» **REQUIRED TASK**
Collect all the lines that mention the word "title".

# GIVEN RECORDS start

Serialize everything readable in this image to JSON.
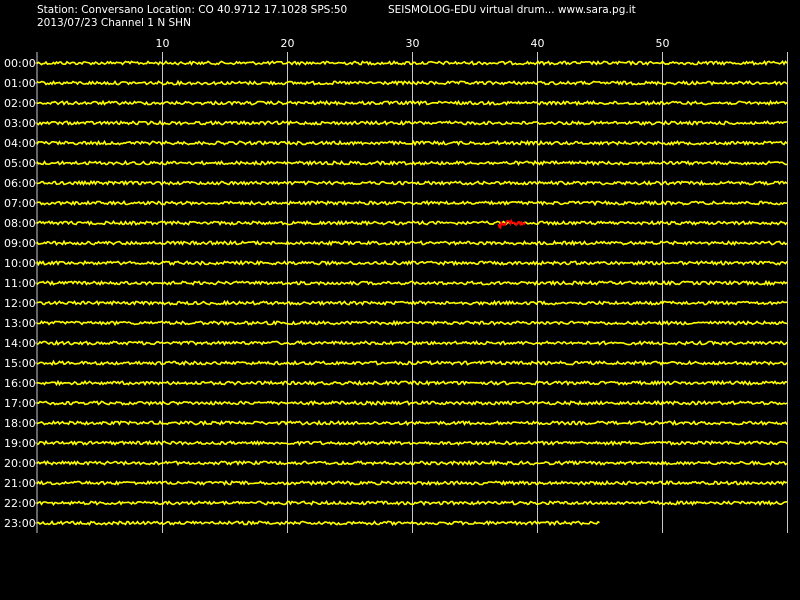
{
  "header": {
    "station_line": "Station: Conversano Location: CO 40.9712 17.1028 SPS:50",
    "date_line": "2013/07/23  Channel 1 N SHN",
    "title": "SEISMOLOG-EDU virtual drum... www.sara.pg.it"
  },
  "chart_data": {
    "type": "line",
    "title": "SEISMOLOG-EDU virtual drum... www.sara.pg.it",
    "xlabel": "",
    "ylabel": "",
    "x_ticks": [
      10,
      20,
      30,
      40,
      50
    ],
    "xlim": [
      0,
      60
    ],
    "grid": true,
    "row_labels": [
      "00:00",
      "01:00",
      "02:00",
      "03:00",
      "04:00",
      "05:00",
      "06:00",
      "07:00",
      "08:00",
      "09:00",
      "10:00",
      "11:00",
      "12:00",
      "13:00",
      "14:00",
      "15:00",
      "16:00",
      "17:00",
      "18:00",
      "19:00",
      "20:00",
      "21:00",
      "22:00",
      "23:00"
    ],
    "row_end_minute": [
      60,
      60,
      60,
      60,
      60,
      60,
      60,
      60,
      60,
      60,
      60,
      60,
      60,
      60,
      60,
      60,
      60,
      60,
      60,
      60,
      60,
      60,
      60,
      45
    ],
    "event": {
      "row": "08:00",
      "start_minute": 36.9,
      "end_minute": 39.1
    },
    "colors": {
      "trace": "#ffff00",
      "event": "#ff0000",
      "grid": "#c8c8c8",
      "text": "#ffffff",
      "background": "#000000"
    }
  }
}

# GIVEN RECORDS end

» **FULL OUTPUT**
    "title": "SEISMOLOG-EDU virtual drum... www.sara.pg.it"
    "title": "SEISMOLOG-EDU virtual drum... www.sara.pg.it",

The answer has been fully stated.